SET EXERCISE:
Pick out every line that holds the string "định" and copy it.
***
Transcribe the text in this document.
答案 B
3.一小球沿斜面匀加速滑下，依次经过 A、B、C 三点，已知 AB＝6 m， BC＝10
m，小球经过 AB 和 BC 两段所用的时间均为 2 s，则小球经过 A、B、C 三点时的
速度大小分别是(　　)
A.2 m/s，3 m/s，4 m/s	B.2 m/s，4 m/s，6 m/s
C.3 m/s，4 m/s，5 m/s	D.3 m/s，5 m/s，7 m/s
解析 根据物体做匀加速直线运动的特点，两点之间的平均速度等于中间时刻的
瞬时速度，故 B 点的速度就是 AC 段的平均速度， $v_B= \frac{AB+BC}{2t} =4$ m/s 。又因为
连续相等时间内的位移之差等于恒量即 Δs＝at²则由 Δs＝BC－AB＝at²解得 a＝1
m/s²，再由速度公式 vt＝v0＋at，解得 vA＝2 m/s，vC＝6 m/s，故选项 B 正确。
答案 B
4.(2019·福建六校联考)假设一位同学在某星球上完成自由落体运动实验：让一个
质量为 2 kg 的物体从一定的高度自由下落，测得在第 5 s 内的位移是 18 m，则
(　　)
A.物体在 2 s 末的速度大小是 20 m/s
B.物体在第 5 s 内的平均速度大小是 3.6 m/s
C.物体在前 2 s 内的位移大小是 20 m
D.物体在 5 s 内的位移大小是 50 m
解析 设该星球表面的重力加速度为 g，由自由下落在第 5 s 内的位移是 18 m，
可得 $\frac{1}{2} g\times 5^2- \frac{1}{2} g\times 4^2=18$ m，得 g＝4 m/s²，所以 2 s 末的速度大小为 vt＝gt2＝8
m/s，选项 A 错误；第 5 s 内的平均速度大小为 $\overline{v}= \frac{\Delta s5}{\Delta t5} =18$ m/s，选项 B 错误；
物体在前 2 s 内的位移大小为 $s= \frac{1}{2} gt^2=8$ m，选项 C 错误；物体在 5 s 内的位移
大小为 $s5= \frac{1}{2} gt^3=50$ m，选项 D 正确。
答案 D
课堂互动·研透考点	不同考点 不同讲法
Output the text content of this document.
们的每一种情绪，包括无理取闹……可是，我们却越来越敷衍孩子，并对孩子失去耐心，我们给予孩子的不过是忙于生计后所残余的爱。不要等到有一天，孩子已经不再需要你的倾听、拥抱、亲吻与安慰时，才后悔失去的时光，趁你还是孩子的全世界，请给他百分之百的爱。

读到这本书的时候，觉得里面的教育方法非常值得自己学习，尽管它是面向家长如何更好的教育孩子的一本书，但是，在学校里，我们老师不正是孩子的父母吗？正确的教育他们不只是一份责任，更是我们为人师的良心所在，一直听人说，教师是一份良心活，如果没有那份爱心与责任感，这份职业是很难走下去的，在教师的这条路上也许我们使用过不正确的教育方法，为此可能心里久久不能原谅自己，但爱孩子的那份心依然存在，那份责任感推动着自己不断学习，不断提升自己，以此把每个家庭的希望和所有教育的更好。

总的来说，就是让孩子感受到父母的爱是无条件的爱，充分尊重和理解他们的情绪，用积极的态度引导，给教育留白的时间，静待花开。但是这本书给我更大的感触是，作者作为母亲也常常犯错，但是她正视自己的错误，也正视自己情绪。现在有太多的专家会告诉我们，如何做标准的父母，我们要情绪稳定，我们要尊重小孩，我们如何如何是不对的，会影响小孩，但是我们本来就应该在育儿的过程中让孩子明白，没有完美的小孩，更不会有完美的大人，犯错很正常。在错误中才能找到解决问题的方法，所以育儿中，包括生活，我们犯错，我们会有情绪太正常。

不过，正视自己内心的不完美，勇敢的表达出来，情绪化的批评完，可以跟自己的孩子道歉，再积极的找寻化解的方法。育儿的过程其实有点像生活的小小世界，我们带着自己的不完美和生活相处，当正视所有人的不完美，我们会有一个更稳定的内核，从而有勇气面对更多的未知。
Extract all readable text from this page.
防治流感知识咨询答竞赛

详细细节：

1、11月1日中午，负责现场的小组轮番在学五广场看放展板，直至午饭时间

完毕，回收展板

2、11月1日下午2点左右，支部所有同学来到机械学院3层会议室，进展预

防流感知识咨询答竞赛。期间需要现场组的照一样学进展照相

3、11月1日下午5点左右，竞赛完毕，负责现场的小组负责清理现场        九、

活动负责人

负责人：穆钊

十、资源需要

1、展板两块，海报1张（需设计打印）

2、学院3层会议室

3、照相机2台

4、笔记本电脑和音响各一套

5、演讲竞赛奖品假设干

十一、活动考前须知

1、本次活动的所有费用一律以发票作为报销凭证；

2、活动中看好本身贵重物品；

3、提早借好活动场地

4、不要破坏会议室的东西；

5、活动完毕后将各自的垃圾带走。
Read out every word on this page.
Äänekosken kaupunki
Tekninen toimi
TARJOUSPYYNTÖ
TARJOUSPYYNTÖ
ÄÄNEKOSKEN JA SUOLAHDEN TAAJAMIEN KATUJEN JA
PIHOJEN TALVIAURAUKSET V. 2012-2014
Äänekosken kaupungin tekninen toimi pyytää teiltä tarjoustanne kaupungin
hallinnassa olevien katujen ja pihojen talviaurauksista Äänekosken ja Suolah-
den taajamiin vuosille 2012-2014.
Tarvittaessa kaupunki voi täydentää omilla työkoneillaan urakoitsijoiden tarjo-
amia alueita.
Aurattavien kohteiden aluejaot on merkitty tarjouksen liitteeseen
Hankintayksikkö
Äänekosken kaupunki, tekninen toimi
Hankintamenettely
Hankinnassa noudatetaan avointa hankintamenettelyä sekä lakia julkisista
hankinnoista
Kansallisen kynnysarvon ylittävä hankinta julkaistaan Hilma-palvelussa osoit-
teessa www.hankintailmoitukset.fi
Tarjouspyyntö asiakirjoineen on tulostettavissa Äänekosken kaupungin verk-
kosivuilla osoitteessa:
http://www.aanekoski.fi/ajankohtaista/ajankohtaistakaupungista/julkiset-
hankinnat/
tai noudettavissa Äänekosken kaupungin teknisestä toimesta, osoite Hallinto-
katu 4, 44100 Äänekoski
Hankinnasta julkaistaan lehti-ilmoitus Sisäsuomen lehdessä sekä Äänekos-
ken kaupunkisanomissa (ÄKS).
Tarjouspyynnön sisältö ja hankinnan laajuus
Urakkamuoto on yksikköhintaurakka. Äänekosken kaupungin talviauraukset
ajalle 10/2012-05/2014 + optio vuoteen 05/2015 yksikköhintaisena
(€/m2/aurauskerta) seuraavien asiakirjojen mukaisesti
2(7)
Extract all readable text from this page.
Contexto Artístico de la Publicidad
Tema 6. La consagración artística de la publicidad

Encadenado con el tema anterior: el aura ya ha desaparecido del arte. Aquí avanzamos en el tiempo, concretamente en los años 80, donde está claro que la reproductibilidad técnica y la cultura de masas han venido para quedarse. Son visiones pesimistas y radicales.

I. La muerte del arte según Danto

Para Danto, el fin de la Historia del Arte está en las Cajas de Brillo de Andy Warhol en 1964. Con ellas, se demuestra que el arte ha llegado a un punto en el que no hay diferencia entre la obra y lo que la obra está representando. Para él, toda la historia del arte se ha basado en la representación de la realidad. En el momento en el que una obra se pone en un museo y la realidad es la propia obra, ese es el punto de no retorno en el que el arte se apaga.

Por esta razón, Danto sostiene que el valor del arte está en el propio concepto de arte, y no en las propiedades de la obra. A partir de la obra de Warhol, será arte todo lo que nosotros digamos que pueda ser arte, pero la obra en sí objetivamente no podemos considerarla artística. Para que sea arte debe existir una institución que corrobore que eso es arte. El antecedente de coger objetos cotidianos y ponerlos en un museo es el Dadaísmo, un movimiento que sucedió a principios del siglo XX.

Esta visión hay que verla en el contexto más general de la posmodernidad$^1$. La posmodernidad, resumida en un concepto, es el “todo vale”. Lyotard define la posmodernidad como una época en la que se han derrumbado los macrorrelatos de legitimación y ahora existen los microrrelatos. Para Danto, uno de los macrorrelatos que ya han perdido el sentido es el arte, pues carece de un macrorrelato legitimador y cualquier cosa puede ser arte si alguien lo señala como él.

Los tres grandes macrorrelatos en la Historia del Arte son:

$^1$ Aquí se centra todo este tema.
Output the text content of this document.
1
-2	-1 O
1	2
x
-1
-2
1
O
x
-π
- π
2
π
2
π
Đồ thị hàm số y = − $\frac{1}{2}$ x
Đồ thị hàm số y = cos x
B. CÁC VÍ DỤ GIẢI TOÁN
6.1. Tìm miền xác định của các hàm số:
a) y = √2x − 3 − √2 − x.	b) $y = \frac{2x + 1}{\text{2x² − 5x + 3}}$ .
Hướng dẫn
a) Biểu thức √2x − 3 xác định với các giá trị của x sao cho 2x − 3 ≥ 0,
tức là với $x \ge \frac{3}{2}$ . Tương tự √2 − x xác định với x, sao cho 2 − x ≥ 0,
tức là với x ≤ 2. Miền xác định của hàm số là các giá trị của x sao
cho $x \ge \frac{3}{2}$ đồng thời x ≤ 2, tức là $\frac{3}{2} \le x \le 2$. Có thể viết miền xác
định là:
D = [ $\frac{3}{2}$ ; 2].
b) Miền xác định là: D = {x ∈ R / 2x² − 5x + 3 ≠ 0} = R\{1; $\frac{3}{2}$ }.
***
CORRECT RESPONSE:
6.1. Tìm miền xác định của các hàm số:
a) Biểu thức √2x − 3 xác định với các giá trị của x sao cho 2x − 3 ≥ 0,
tức là với $x \ge \frac{3}{2}$ . Tương tự √2 − x xác định với x, sao cho 2 − x ≥ 0,
tức là với x ≤ 2. Miền xác định của hàm số là các giá trị của x sao
định là:
b) Miền xác định là: D = {x ∈ R / 2x² − 5x + 3 ≠ 0} = R\{1; $\frac{3}{2}$ }.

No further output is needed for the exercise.